(DIRECTIVE) Only the pictures are to be left out; set down the rest of the records exactly.

.....

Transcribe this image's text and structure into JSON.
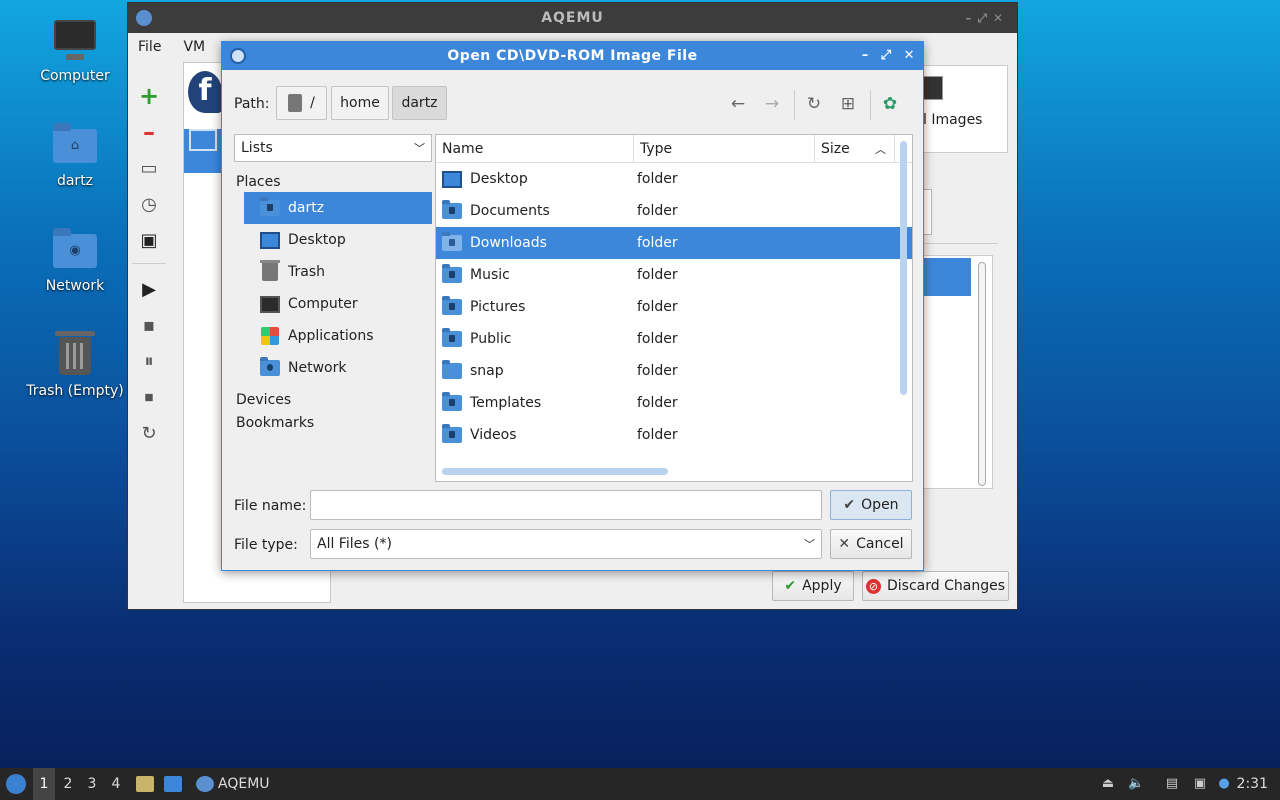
{
  "desktop": {
    "icons": [
      {
        "label": "Computer",
        "icon": "computer-icon"
      },
      {
        "label": "dartz",
        "icon": "home-folder-icon"
      },
      {
        "label": "Network",
        "icon": "network-folder-icon"
      },
      {
        "label": "Trash (Empty)",
        "icon": "trash-icon"
      }
    ]
  },
  "main_window": {
    "title": "AQEMU",
    "menu": [
      "File",
      "VM"
    ],
    "panel_label": "l Images",
    "apply_label": "Apply",
    "discard_label": "Discard Changes"
  },
  "dialog": {
    "title": "Open CD\\DVD-ROM Image File",
    "path_label": "Path:",
    "crumbs": [
      "/",
      "home",
      "dartz"
    ],
    "places_view": "Lists",
    "groups": [
      "Places",
      "Devices",
      "Bookmarks"
    ],
    "places": [
      {
        "label": "dartz",
        "icon": "home-folder-icon",
        "selected": true
      },
      {
        "label": "Desktop",
        "icon": "desktop-icon"
      },
      {
        "label": "Trash",
        "icon": "trash-icon"
      },
      {
        "label": "Computer",
        "icon": "computer-icon"
      },
      {
        "label": "Applications",
        "icon": "applications-icon"
      },
      {
        "label": "Network",
        "icon": "network-folder-icon"
      }
    ],
    "columns": [
      "Name",
      "Type",
      "Size"
    ],
    "files": [
      {
        "name": "Desktop",
        "type": "folder"
      },
      {
        "name": "Documents",
        "type": "folder"
      },
      {
        "name": "Downloads",
        "type": "folder",
        "selected": true
      },
      {
        "name": "Music",
        "type": "folder"
      },
      {
        "name": "Pictures",
        "type": "folder"
      },
      {
        "name": "Public",
        "type": "folder"
      },
      {
        "name": "snap",
        "type": "folder"
      },
      {
        "name": "Templates",
        "type": "folder"
      },
      {
        "name": "Videos",
        "type": "folder"
      }
    ],
    "file_name_label": "File name:",
    "file_name_value": "",
    "file_type_label": "File type:",
    "file_type_value": "All Files (*)",
    "open_label": "Open",
    "cancel_label": "Cancel"
  },
  "taskbar": {
    "workspaces": [
      "1",
      "2",
      "3",
      "4"
    ],
    "app_label": "AQEMU",
    "clock": "2:31"
  },
  "colors": {
    "selection": "#3d87db",
    "dialog_title": "#3d87db",
    "main_title": "#3c3c3c",
    "taskbar": "#262626"
  }
}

.....

(WRITTEN RESPONSE)
Transcribe this image's text and structure into JSON.
{
  "desktop": {
    "icons": [
      {
        "label": "Computer",
        "icon": "computer-icon"
      },
      {
        "label": "dartz",
        "icon": "home-folder-icon"
      },
      {
        "label": "Network",
        "icon": "network-folder-icon"
      },
      {
        "label": "Trash (Empty)",
        "icon": "trash-icon"
      }
    ]
  },
  "main_window": {
    "title": "AQEMU",
    "menu": [
      "File",
      "VM"
    ],
    "panel_label": "l Images",
    "apply_label": "Apply",
    "discard_label": "Discard Changes"
  },
  "dialog": {
    "title": "Open CD\\DVD-ROM Image File",
    "path_label": "Path:",
    "crumbs": [
      "/",
      "home",
      "dartz"
    ],
    "places_view": "Lists",
    "groups": [
      "Places",
      "Devices",
      "Bookmarks"
    ],
    "places": [
      {
        "label": "dartz",
        "icon": "home-folder-icon",
        "selected": true
      },
      {
        "label": "Desktop",
        "icon": "desktop-icon"
      },
      {
        "label": "Trash",
        "icon": "trash-icon"
      },
      {
        "label": "Computer",
        "icon": "computer-icon"
      },
      {
        "label": "Applications",
        "icon": "applications-icon"
      },
      {
        "label": "Network",
        "icon": "network-folder-icon"
      }
    ],
    "columns": [
      "Name",
      "Type",
      "Size"
    ],
    "files": [
      {
        "name": "Desktop",
        "type": "folder"
      },
      {
        "name": "Documents",
        "type": "folder"
      },
      {
        "name": "Downloads",
        "type": "folder",
        "selected": true
      },
      {
        "name": "Music",
        "type": "folder"
      },
      {
        "name": "Pictures",
        "type": "folder"
      },
      {
        "name": "Public",
        "type": "folder"
      },
      {
        "name": "snap",
        "type": "folder"
      },
      {
        "name": "Templates",
        "type": "folder"
      },
      {
        "name": "Videos",
        "type": "folder"
      }
    ],
    "file_name_label": "File name:",
    "file_name_value": "",
    "file_type_label": "File type:",
    "file_type_value": "All Files (*)",
    "open_label": "Open",
    "cancel_label": "Cancel"
  },
  "taskbar": {
    "workspaces": [
      "1",
      "2",
      "3",
      "4"
    ],
    "app_label": "AQEMU",
    "clock": "2:31"
  },
  "colors": {
    "selection": "#3d87db",
    "dialog_title": "#3d87db",
    "main_title": "#3c3c3c",
    "taskbar": "#262626"
  }
}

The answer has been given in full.